- Task requirements: Find each line holding the word "итого" and give the total alone.

- Data for this exercise:
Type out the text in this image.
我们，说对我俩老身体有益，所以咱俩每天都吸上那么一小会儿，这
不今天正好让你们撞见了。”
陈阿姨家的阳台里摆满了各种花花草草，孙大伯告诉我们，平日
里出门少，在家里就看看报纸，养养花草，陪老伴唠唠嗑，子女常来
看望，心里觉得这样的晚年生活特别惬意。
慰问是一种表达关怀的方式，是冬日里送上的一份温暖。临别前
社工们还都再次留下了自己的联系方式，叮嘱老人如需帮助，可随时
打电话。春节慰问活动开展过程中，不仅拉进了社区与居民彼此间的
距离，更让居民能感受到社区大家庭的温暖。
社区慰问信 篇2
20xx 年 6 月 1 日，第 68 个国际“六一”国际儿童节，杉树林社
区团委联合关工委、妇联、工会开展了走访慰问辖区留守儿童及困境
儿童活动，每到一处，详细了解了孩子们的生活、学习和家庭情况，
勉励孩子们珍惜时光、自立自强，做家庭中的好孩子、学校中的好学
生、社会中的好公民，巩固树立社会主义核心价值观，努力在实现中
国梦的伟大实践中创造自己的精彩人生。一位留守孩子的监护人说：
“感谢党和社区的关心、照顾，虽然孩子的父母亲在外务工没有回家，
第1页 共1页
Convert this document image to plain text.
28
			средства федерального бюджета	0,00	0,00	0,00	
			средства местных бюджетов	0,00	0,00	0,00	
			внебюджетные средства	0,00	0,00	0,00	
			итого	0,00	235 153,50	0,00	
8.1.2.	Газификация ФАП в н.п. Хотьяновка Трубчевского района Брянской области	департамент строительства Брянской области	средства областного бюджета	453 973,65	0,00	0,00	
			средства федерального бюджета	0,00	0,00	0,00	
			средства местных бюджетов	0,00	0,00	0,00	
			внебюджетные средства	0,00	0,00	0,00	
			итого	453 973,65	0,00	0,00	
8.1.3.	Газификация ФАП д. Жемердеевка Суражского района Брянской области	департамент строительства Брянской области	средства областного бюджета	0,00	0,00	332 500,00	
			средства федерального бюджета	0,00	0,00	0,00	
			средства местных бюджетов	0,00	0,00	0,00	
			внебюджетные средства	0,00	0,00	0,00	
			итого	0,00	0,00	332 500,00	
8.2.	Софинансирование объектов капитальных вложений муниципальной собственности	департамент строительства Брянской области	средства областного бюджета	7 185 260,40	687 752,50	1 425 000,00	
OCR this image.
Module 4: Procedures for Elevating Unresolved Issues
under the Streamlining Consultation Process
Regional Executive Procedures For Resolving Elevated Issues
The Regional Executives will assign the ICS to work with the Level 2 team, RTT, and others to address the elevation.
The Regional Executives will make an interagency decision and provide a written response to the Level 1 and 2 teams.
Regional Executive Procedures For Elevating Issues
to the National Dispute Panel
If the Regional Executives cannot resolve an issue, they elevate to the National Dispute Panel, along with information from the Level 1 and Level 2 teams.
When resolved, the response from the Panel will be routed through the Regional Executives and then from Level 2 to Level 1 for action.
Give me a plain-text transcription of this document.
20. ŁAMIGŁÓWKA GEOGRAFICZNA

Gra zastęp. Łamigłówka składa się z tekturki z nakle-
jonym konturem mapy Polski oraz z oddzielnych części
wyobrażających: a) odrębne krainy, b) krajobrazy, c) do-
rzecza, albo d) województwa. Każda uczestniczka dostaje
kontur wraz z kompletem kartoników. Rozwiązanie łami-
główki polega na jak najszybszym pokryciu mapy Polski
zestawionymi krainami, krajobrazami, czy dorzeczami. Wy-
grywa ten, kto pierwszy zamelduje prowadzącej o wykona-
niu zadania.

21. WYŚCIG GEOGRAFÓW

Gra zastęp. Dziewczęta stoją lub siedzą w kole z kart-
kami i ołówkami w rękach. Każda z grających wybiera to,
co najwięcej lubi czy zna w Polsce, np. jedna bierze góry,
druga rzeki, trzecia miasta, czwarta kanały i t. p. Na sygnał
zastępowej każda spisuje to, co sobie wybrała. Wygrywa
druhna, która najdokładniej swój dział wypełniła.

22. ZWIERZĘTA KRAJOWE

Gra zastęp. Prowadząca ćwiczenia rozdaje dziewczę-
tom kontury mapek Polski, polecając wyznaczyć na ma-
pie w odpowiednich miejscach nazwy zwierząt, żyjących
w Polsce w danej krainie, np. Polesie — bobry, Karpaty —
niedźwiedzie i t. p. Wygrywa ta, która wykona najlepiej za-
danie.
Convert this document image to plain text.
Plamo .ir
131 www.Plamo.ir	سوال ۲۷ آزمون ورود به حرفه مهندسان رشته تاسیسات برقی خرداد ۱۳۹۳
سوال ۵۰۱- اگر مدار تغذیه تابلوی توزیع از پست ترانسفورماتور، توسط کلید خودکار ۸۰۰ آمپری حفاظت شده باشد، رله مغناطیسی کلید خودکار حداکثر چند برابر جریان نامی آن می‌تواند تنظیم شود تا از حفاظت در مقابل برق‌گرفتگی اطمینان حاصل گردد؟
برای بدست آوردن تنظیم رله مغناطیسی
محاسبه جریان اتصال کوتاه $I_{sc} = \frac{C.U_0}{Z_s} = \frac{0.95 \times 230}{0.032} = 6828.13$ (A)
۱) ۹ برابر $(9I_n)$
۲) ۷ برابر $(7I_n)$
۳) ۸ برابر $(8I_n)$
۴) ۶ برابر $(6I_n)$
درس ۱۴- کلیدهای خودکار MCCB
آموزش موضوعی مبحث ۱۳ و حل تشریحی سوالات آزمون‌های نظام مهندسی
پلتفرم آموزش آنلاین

- Written solution: 3